- [WHAT THIS TASK INVOLVES]: Below are entries. Pull out all lines containing "admis".

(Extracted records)

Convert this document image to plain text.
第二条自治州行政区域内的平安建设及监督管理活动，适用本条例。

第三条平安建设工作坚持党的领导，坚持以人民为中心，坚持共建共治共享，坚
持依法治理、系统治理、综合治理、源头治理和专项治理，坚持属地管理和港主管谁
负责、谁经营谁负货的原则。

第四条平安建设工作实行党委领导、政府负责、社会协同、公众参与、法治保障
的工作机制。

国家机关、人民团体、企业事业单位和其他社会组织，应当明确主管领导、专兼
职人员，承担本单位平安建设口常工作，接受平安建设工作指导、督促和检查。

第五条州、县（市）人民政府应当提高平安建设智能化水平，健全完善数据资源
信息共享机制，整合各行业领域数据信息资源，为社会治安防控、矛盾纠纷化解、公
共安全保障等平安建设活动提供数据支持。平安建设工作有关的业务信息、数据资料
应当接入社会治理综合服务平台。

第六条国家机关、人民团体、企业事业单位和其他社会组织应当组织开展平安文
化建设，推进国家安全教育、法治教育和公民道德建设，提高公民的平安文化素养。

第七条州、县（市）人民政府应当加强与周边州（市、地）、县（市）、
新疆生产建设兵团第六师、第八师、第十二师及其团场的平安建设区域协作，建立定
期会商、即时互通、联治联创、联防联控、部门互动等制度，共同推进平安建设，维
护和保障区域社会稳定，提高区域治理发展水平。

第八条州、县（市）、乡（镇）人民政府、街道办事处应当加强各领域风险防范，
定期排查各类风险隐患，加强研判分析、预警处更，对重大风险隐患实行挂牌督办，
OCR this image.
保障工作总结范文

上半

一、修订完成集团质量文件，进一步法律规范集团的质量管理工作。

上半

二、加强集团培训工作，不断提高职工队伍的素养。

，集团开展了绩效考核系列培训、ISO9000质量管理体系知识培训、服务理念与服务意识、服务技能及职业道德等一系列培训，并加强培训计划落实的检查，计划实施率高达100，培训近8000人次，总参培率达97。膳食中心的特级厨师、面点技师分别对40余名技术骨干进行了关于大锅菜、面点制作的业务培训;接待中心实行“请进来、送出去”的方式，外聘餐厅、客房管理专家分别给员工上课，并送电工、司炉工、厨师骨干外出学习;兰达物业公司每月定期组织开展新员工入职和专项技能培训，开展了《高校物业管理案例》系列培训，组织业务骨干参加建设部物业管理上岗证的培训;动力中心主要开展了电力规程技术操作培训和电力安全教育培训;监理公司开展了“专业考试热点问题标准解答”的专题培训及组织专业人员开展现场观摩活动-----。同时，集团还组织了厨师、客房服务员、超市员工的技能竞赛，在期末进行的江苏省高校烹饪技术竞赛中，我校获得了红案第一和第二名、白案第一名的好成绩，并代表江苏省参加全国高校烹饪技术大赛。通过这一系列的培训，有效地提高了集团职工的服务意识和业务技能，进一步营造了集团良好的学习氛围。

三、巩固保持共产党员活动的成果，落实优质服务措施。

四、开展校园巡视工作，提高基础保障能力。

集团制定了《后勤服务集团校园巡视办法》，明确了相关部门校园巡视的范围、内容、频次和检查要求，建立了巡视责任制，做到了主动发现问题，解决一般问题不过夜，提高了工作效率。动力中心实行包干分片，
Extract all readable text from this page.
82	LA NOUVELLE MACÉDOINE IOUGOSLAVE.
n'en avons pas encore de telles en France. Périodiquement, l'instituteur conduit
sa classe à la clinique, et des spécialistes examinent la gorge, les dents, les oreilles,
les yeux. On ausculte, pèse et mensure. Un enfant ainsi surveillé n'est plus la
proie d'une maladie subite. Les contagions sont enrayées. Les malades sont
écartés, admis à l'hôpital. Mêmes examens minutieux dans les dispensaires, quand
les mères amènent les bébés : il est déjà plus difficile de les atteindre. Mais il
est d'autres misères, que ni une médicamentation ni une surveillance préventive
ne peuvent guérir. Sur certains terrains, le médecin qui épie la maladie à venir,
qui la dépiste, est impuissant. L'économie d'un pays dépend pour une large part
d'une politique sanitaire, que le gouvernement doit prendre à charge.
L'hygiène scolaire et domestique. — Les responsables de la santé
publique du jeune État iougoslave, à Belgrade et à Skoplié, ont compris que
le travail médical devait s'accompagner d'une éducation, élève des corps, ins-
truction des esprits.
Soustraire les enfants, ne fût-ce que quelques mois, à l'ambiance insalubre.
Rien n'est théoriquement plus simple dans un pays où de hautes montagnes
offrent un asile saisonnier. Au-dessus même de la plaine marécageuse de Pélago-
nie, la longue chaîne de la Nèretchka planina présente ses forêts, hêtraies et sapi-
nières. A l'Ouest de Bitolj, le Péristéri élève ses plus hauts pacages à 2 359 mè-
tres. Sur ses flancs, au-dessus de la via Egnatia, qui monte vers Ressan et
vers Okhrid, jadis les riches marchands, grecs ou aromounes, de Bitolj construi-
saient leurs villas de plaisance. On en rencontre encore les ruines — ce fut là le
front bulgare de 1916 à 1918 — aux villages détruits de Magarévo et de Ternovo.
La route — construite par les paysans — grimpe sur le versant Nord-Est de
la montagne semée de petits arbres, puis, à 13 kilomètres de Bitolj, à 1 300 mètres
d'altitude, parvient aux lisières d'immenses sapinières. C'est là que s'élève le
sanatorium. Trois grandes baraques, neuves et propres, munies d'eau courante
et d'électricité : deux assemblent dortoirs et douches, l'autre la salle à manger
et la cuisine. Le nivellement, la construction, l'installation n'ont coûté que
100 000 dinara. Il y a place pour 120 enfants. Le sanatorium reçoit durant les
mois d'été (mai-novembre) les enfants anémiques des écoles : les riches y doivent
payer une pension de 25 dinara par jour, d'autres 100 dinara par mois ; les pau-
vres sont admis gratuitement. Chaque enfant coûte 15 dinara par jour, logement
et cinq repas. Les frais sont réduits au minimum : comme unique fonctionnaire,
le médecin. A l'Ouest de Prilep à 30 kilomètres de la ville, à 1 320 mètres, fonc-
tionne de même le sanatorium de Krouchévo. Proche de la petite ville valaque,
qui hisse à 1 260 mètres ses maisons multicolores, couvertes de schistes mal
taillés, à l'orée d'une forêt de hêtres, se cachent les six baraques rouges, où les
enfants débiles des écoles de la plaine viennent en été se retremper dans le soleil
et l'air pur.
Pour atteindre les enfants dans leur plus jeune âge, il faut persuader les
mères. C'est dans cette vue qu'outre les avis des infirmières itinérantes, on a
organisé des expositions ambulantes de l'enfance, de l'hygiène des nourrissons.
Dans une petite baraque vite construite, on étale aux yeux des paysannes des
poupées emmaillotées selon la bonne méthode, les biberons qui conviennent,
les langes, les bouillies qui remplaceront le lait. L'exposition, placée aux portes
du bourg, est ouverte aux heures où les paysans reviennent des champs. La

- [ANSWER TO THE EXERCISE]:
écartés, admis à l'hôpital. Mêmes examens minutieux dans les dispensaires, quand
vres sont admis gratuitement. Chaque enfant coûte 15 dinara par jour, logement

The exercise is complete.